_Text provided_.
══════════
Here are a few highlights from their chat:

The first Ada Lovelace Day was a day of blogging about women in tech. It was the 24th of March in 2009, which was a completely random date I had picked because I was impatient and I wanted it to happen soon. It just really took off immediately. I was quite astonished, actually. I thought it would be me and a couple of mates and we’d have a little blog thing going and that would be that. In the end, it was huge. … I think it really hit a nerve. I think there were a lot of women who were angry about the state of play and about the issues around conferences.

The main problem, not just for me but for other organizations dealing with women in STEM, is funding.

I’m a big fan of cross-pollination between different disciplines. I think there are lessons there as well for technology. Technology moves very fast, but we need to think long term about the impacts on society. We all need to be a part of that debate. That doesn’t happen enough. We tend to be very focused on who’s just done an IPO, and who’s just launched, what the new Apple device is, and all the rest of it. We need to, as a broad community, also be thinking about the long-term impacts societally, in terms of how we are bringing in different points of view. This is where diversity becomes important because different people have different experiences of the world. That should inform a longer debate on how we want to mediate the relationship between society and technology.
══════════
Condense the paragraph of the chat highlights that begins "The first Ada Lovelace Day" into a short bulleted list that keeps its main facts. The data is not needed.
══════════
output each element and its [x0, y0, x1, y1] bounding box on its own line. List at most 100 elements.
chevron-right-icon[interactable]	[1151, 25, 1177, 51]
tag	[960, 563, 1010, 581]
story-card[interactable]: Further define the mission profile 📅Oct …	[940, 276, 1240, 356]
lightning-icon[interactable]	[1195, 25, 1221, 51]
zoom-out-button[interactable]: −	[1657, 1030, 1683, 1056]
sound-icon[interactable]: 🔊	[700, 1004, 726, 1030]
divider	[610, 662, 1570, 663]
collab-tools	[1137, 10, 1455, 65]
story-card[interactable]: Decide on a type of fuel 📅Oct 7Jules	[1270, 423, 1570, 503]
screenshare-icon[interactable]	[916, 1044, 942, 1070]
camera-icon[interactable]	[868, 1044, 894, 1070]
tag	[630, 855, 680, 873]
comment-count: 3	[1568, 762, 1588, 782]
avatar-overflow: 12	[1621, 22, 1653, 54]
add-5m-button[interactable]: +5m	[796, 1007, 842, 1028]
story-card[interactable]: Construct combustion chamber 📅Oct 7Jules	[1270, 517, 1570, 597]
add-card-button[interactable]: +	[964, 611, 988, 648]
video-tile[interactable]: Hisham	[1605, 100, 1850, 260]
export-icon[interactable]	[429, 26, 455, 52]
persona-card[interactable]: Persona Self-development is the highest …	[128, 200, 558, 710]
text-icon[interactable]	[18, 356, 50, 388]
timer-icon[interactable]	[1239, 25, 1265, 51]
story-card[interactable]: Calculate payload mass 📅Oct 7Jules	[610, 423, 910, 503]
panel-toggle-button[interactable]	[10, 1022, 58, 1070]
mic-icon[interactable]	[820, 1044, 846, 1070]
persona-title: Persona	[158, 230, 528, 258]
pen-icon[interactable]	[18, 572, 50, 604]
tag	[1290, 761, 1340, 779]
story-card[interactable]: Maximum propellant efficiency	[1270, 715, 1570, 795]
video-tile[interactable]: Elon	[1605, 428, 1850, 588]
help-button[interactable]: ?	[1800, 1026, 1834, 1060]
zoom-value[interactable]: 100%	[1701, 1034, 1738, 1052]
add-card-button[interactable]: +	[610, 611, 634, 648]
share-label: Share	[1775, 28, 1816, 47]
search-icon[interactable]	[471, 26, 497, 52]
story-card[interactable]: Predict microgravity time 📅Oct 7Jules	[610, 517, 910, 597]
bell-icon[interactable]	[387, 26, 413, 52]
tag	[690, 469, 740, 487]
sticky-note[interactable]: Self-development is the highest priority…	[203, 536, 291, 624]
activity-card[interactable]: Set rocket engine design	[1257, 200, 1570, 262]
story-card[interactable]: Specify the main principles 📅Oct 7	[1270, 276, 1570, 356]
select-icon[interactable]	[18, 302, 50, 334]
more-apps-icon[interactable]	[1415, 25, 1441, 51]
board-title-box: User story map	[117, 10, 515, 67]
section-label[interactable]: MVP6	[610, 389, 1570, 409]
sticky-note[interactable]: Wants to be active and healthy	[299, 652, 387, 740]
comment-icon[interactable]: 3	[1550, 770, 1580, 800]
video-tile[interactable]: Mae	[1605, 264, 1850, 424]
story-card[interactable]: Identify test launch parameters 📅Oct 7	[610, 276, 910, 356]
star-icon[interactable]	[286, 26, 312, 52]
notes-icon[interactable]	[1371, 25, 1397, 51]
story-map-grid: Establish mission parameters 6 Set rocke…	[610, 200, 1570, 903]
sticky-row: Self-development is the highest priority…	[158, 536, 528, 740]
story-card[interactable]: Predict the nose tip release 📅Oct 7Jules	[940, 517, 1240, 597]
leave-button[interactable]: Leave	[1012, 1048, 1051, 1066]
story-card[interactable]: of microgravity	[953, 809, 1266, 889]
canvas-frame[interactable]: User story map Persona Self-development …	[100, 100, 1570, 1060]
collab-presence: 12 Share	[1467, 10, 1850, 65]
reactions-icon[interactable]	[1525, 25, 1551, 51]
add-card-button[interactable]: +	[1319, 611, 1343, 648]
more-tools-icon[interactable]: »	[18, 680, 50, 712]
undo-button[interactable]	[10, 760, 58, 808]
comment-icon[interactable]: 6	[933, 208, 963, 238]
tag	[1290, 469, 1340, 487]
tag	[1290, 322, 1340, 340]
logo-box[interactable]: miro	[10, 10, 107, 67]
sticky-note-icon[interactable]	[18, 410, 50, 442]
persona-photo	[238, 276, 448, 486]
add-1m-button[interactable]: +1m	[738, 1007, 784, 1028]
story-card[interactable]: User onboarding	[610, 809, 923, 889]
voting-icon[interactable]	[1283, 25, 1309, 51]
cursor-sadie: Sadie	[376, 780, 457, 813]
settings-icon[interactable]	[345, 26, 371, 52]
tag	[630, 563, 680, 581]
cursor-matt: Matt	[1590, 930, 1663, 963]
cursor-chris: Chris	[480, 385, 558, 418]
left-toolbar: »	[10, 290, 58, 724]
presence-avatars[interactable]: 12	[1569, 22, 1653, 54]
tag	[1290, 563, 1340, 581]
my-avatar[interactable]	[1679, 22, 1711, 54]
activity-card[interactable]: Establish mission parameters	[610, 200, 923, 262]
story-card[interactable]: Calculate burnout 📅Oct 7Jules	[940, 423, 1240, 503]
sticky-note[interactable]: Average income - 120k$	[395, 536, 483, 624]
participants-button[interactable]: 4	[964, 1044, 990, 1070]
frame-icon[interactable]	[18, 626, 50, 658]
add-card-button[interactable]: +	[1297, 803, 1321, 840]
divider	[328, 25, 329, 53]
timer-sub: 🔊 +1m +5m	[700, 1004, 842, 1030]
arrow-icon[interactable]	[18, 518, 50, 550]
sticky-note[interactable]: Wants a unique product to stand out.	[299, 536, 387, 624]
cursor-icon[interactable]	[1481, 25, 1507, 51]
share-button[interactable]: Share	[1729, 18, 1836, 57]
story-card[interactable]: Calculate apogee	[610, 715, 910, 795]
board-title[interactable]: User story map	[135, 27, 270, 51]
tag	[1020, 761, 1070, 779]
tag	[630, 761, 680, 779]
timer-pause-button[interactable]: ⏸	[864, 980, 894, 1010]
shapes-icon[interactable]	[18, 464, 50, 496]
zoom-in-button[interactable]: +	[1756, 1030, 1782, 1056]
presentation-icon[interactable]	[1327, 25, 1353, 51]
══════════
_Problem solution_.
- The first Ada Lovelace Day, held on March 24, 2009, was a day of blogging about women in tech.
- The date was picked at random because the organizer was impatient and wanted it to happen soon.
- It was expected to involve only a few friends, but it took off immediately and became huge.
- It hit a nerve with many women who were angry about the state of play and about issues around conferences.